======== Supplied entries ========
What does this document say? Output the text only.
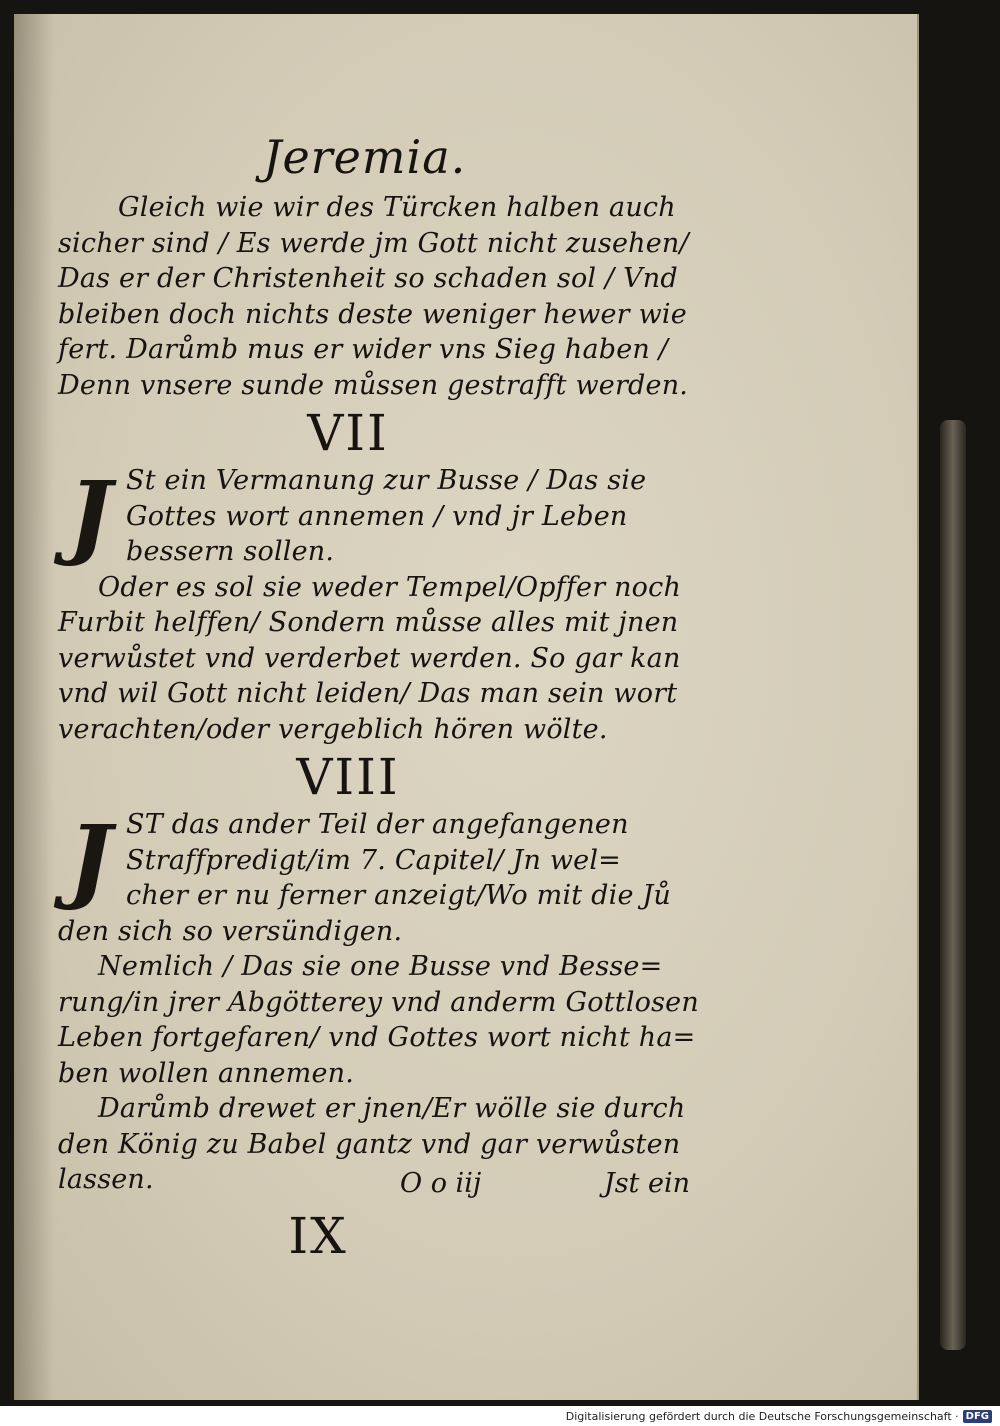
Jeremia.
Gleich wie wir des Türcken halben auch
sicher sind / Es werde jm Gott nicht zusehen/
Das er der Christenheit so schaden sol / Vnd
bleiben doch nichts deste weniger hewer wie
fert. Darůmb mus er wider vns Sieg haben /
Denn vnsere sunde můssen gestrafft werden.
VII
J St ein Vermanung zur Busse / Das sie
Gottes wort annemen / vnd jr Leben
bessern sollen.
Oder es sol sie weder Tempel/Opffer noch
Furbit helffen/ Sondern můsse alles mit jnen
verwůstet vnd verderbet werden. So gar kan
vnd wil Gott nicht leiden/ Das man sein wort
verachten/oder vergeblich hören wölte.
VIII
J ST das ander Teil der angefangenen
Straffpredigt/im 7. Capitel/ Jn wel=
cher er nu ferner anzeigt/Wo mit die Jů
den sich so versündigen.
Nemlich / Das sie one Busse vnd Besse=
rung/in jrer Abgötterey vnd anderm Gottlosen
Leben fortgefaren/ vnd Gottes wort nicht ha=
ben wollen annemen.
Darůmb drewet er jnen/Er wölle sie durch
den König zu Babel gantz vnd gar verwůsten
lassen.
IX
O o iij	Jst ein
Digitalisierung gefördert durch die Deutsche Forschungsgemeinschaft · DFG
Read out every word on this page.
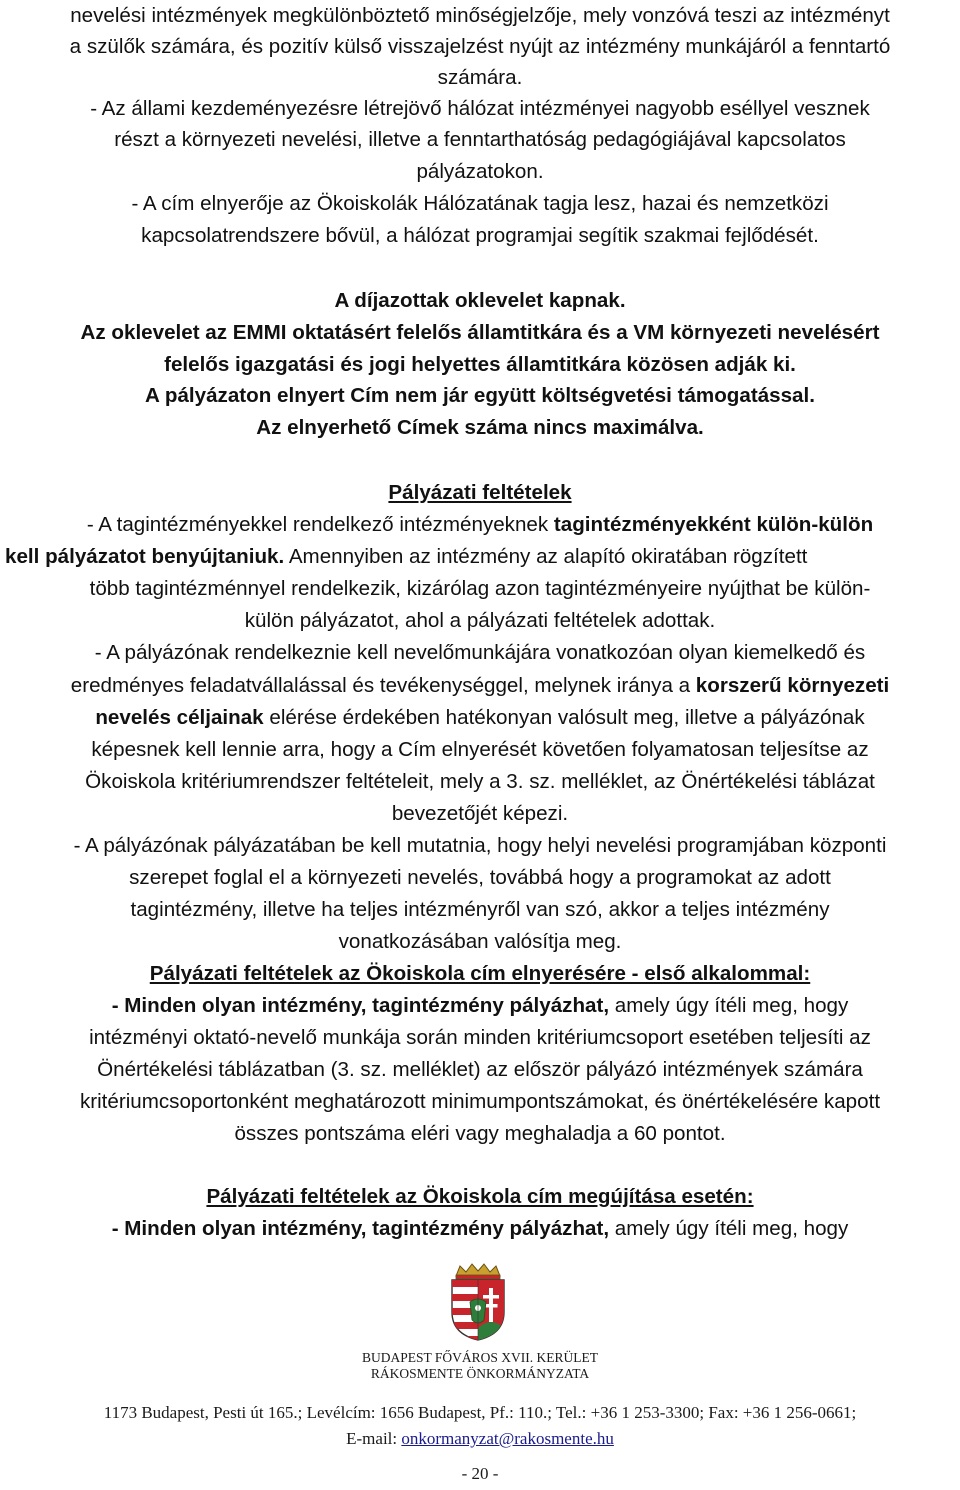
nevelési intézmények megkülönböztető minőségjelzője, mely vonzóvá teszi az intézményt

a szülők számára, és pozitív külső visszajelzést nyújt az intézmény munkájáról a fenntartó

számára.

- Az állami kezdeményezésre létrejövő hálózat intézményei nagyobb eséllyel vesznek

részt a környezeti nevelési, illetve a fenntarthatóság pedagógiájával kapcsolatos

pályázatokon.

- A cím elnyerője az Ökoiskolák Hálózatának tagja lesz, hazai és nemzetközi

kapcsolatrendszere bővül, a hálózat programjai segítik szakmai fejlődését.

A díjazottak oklevelet kapnak.

Az oklevelet az EMMI oktatásért felelős államtitkára és a VM környezeti nevelésért

felelős igazgatási és jogi helyettes államtitkára közösen adják ki.

A pályázaton elnyert Cím nem jár együtt költségvetési támogatással.

Az elnyerhető Címek száma nincs maximálva.

Pályázati feltételek

- A tagintézményekkel rendelkező intézményeknek tagintézményekként külön-külön

kell pályázatot benyújtaniuk. Amennyiben az intézmény az alapító okiratában rögzített

több tagintézménnyel rendelkezik, kizárólag azon tagintézményeire nyújthat be külön-

külön pályázatot, ahol a pályázati feltételek adottak.

- A pályázónak rendelkeznie kell nevelőmunkájára vonatkozóan olyan kiemelkedő és

eredményes feladatvállalással és tevékenységgel, melynek iránya a korszerű környezeti

nevelés céljainak elérése érdekében hatékonyan valósult meg, illetve a pályázónak

képesnek kell lennie arra, hogy a Cím elnyerését követően folyamatosan teljesítse az

Ökoiskola kritériumrendszer feltételeit, mely a 3. sz. melléklet, az Önértékelési táblázat

bevezetőjét képezi.

- A pályázónak pályázatában be kell mutatnia, hogy helyi nevelési programjában központi

szerepet foglal el a környezeti nevelés, továbbá hogy a programokat az adott

tagintézmény, illetve ha teljes intézményről van szó, akkor a teljes intézmény

vonatkozásában valósítja meg.

Pályázati feltételek az Ökoiskola cím elnyerésére - első alkalommal:

- Minden olyan intézmény, tagintézmény pályázhat, amely úgy ítéli meg, hogy

intézményi oktató-nevelő munkája során minden kritériumcsoport esetében teljesíti az

Önértékelési táblázatban (3. sz. melléklet) az először pályázó intézmények számára

kritériumcsoportonként meghatározott minimumpontszámokat, és önértékelésére kapott

összes pontszáma eléri vagy meghaladja a 60 pontot.

Pályázati feltételek az Ökoiskola cím megújítása esetén:

- Minden olyan intézmény, tagintézmény pályázhat, amely úgy ítéli meg, hogy

BUDAPEST FŐVÁROS XVII. KERÜLET
RÁKOSMENTE ÖNKORMÁNYZATA
1173 Budapest, Pesti út 165.; Levélcím: 1656 Budapest, Pf.: 110.; Tel.: +36 1 253-3300; Fax: +36 1 256-0661;
E-mail: onkormanyzat@rakosmente.hu
- 20 -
========
■ Problem requirements ■
Leave out the pictures and transcribe the entries above exactly.

■ Exercise answer ■
What does this document say? Output the text only.
Jeremia.
Gleich wie wir des Türcken halben auch
sicher sind / Es werde jm Gott nicht zusehen/
Das er der Christenheit so schaden sol / Vnd
bleiben doch nichts deste weniger hewer wie
fert. Darůmb mus er wider vns Sieg haben /
Denn vnsere sunde můssen gestrafft werden.
VII
J St ein Vermanung zur Busse / Das sie
Gottes wort annemen / vnd jr Leben
bessern sollen.
Oder es sol sie weder Tempel/Opffer noch
Furbit helffen/ Sondern můsse alles mit jnen
verwůstet vnd verderbet werden. So gar kan
vnd wil Gott nicht leiden/ Das man sein wort
verachten/oder vergeblich hören wölte.
VIII
J ST das ander Teil der angefangenen
Straffpredigt/im 7. Capitel/ Jn wel=
cher er nu ferner anzeigt/Wo mit die Jů
den sich so versündigen.
Nemlich / Das sie one Busse vnd Besse=
rung/in jrer Abgötterey vnd anderm Gottlosen
Leben fortgefaren/ vnd Gottes wort nicht ha=
ben wollen annemen.
Darůmb drewet er jnen/Er wölle sie durch
den König zu Babel gantz vnd gar verwůsten
lassen.
IX
O o iij	Jst ein
Digitalisierung gefördert durch die Deutsche Forschungsgemeinschaft · DFG
Read out every word on this page.
nevelési intézmények megkülönböztető minőségjelzője, mely vonzóvá teszi az intézményt

a szülők számára, és pozitív külső visszajelzést nyújt az intézmény munkájáról a fenntartó

számára.

- Az állami kezdeményezésre létrejövő hálózat intézményei nagyobb eséllyel vesznek

részt a környezeti nevelési, illetve a fenntarthatóság pedagógiájával kapcsolatos

pályázatokon.

- A cím elnyerője az Ökoiskolák Hálózatának tagja lesz, hazai és nemzetközi

kapcsolatrendszere bővül, a hálózat programjai segítik szakmai fejlődését.

A díjazottak oklevelet kapnak.

Az oklevelet az EMMI oktatásért felelős államtitkára és a VM környezeti nevelésért

felelős igazgatási és jogi helyettes államtitkára közösen adják ki.

A pályázaton elnyert Cím nem jár együtt költségvetési támogatással.

Az elnyerhető Címek száma nincs maximálva.

Pályázati feltételek

- A tagintézményekkel rendelkező intézményeknek tagintézményekként külön-külön

kell pályázatot benyújtaniuk. Amennyiben az intézmény az alapító okiratában rögzített

több tagintézménnyel rendelkezik, kizárólag azon tagintézményeire nyújthat be külön-

külön pályázatot, ahol a pályázati feltételek adottak.

- A pályázónak rendelkeznie kell nevelőmunkájára vonatkozóan olyan kiemelkedő és

eredményes feladatvállalással és tevékenységgel, melynek iránya a korszerű környezeti

nevelés céljainak elérése érdekében hatékonyan valósult meg, illetve a pályázónak

képesnek kell lennie arra, hogy a Cím elnyerését követően folyamatosan teljesítse az

Ökoiskola kritériumrendszer feltételeit, mely a 3. sz. melléklet, az Önértékelési táblázat

bevezetőjét képezi.

- A pályázónak pályázatában be kell mutatnia, hogy helyi nevelési programjában központi

szerepet foglal el a környezeti nevelés, továbbá hogy a programokat az adott

tagintézmény, illetve ha teljes intézményről van szó, akkor a teljes intézmény

vonatkozásában valósítja meg.

Pályázati feltételek az Ökoiskola cím elnyerésére - első alkalommal:

- Minden olyan intézmény, tagintézmény pályázhat, amely úgy ítéli meg, hogy

intézményi oktató-nevelő munkája során minden kritériumcsoport esetében teljesíti az

Önértékelési táblázatban (3. sz. melléklet) az először pályázó intézmények számára

kritériumcsoportonként meghatározott minimumpontszámokat, és önértékelésére kapott

összes pontszáma eléri vagy meghaladja a 60 pontot.

Pályázati feltételek az Ökoiskola cím megújítása esetén:

- Minden olyan intézmény, tagintézmény pályázhat, amely úgy ítéli meg, hogy

BUDAPEST FŐVÁROS XVII. KERÜLET
RÁKOSMENTE ÖNKORMÁNYZATA
1173 Budapest, Pesti út 165.; Levélcím: 1656 Budapest, Pf.: 110.; Tel.: +36 1 253-3300; Fax: +36 1 256-0661;
E-mail: onkormanyzat@rakosmente.hu
- 20 -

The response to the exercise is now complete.